Extract each line from the entries below that has the string "this" in it.
[begin DATASET EXCERPTS]
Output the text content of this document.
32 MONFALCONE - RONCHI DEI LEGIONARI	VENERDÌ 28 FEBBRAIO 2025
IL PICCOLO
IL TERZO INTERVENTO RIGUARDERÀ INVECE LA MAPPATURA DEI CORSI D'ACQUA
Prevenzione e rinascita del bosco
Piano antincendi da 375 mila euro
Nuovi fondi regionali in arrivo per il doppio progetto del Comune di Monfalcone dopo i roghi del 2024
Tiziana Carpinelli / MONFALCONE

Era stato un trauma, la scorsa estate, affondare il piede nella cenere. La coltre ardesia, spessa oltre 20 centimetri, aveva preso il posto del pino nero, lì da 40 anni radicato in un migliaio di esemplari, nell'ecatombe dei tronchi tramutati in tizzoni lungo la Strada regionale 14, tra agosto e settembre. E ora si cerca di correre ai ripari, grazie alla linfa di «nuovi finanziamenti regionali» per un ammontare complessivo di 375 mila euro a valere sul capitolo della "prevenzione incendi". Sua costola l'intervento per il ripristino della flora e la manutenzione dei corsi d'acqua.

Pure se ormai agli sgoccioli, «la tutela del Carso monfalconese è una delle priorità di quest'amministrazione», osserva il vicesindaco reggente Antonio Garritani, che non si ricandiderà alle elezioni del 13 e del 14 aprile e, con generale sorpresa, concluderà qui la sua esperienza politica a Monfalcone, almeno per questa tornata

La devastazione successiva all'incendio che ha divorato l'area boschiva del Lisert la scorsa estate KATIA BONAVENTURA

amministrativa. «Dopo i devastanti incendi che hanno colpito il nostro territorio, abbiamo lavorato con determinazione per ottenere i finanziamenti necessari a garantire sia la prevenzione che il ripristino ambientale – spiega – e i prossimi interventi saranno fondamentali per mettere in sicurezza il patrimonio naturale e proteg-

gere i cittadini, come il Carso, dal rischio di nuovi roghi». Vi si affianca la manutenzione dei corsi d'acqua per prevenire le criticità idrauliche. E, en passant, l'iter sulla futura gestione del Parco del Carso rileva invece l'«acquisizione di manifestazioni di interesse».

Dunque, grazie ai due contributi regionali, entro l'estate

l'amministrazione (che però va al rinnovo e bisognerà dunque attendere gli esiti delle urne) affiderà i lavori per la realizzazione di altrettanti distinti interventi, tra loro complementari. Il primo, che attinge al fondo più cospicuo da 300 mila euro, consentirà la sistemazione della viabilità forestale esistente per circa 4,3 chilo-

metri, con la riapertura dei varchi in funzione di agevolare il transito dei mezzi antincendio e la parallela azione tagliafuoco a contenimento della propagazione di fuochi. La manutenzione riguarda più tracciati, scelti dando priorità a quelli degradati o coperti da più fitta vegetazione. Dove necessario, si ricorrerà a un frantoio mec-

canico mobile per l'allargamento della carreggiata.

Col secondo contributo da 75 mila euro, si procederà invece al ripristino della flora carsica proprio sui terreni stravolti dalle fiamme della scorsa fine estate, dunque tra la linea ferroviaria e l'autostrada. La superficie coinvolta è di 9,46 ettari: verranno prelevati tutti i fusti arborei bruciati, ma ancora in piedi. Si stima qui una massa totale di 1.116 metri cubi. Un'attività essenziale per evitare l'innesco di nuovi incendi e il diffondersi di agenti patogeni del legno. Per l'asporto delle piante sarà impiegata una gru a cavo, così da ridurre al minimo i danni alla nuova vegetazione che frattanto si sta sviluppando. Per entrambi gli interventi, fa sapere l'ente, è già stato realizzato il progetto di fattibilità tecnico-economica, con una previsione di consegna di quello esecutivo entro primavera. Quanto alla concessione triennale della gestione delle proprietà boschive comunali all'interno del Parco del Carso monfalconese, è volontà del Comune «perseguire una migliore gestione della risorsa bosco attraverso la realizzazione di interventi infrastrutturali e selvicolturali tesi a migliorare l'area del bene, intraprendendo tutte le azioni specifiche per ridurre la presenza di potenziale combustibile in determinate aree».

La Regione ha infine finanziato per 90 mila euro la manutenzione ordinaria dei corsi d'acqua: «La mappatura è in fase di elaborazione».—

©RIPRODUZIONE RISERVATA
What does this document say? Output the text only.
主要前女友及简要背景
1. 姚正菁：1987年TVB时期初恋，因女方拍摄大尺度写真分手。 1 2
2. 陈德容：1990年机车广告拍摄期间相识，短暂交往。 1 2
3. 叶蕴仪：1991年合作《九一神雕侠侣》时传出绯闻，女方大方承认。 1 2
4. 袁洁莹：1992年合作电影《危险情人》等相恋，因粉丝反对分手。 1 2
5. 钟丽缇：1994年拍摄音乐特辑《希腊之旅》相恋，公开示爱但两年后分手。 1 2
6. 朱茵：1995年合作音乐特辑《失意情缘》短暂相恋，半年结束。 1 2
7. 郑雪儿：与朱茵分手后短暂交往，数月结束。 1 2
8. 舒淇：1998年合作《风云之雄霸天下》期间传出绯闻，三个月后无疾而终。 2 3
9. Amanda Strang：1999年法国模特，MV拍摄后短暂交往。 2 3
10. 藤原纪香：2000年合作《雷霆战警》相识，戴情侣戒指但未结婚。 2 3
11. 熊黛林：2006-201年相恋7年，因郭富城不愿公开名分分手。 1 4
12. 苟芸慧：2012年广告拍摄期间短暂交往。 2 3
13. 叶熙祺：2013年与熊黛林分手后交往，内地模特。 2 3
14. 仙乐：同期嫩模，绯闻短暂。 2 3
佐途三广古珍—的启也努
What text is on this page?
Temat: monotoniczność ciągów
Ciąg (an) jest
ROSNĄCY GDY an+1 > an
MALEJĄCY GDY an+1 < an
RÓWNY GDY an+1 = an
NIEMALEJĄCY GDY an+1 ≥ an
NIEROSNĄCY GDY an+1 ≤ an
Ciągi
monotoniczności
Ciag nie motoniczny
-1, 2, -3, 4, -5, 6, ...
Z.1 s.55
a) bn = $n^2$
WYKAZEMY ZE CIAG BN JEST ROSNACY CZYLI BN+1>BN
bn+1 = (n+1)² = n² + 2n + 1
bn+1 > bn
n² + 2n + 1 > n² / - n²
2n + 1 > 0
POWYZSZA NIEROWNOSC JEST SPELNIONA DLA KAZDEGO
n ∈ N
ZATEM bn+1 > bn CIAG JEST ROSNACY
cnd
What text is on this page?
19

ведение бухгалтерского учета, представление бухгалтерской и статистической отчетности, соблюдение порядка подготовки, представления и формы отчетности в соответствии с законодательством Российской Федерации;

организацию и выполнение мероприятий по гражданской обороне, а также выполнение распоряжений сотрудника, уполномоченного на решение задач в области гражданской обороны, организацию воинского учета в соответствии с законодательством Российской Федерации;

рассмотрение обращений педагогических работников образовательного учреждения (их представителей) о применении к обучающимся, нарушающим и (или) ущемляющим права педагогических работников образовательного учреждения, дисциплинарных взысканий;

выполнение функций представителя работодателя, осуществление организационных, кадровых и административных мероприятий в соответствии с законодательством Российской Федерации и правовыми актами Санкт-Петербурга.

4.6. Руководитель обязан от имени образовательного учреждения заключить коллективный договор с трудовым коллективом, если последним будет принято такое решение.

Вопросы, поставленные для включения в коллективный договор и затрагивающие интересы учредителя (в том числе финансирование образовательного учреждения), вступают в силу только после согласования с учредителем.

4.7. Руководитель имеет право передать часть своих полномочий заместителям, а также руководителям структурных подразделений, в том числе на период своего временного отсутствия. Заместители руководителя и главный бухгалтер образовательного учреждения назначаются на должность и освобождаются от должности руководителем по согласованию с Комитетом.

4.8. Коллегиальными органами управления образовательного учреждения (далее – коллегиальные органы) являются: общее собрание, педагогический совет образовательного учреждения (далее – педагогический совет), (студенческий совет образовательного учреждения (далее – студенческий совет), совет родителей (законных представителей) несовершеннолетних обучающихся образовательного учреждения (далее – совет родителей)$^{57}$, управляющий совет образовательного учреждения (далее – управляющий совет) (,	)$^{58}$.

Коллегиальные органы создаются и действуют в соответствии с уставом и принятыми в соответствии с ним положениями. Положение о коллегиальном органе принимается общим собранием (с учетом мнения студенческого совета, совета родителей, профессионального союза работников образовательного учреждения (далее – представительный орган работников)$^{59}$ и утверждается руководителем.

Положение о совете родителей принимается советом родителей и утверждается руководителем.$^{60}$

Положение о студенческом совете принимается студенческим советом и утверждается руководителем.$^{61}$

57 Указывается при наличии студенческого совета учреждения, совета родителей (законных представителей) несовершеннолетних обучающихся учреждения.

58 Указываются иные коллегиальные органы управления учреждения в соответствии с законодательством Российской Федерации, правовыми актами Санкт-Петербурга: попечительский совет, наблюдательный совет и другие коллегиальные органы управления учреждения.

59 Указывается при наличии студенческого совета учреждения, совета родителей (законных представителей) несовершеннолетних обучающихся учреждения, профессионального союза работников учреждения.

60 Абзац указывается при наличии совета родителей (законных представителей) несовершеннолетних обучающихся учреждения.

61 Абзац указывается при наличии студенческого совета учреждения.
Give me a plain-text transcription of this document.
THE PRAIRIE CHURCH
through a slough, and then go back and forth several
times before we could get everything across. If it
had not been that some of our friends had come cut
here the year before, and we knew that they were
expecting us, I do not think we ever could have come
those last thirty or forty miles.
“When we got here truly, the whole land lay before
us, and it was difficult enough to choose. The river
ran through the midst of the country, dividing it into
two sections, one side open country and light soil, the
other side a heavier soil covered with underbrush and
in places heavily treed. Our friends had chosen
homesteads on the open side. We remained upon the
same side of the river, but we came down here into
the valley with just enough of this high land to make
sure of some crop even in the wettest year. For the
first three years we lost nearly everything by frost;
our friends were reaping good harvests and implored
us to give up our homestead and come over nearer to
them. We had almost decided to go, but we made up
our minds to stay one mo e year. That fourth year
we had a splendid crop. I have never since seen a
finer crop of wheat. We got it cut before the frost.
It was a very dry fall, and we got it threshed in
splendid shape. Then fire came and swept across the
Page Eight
[end DATASET EXCERPTS]
TASK OUTPUT:
Output the text content of this document.
What does this document say? Output the text only.
What text is on this page?
What text is on this page?
Give me a plain-text transcription of this document.
the valley with just enough of this high land to make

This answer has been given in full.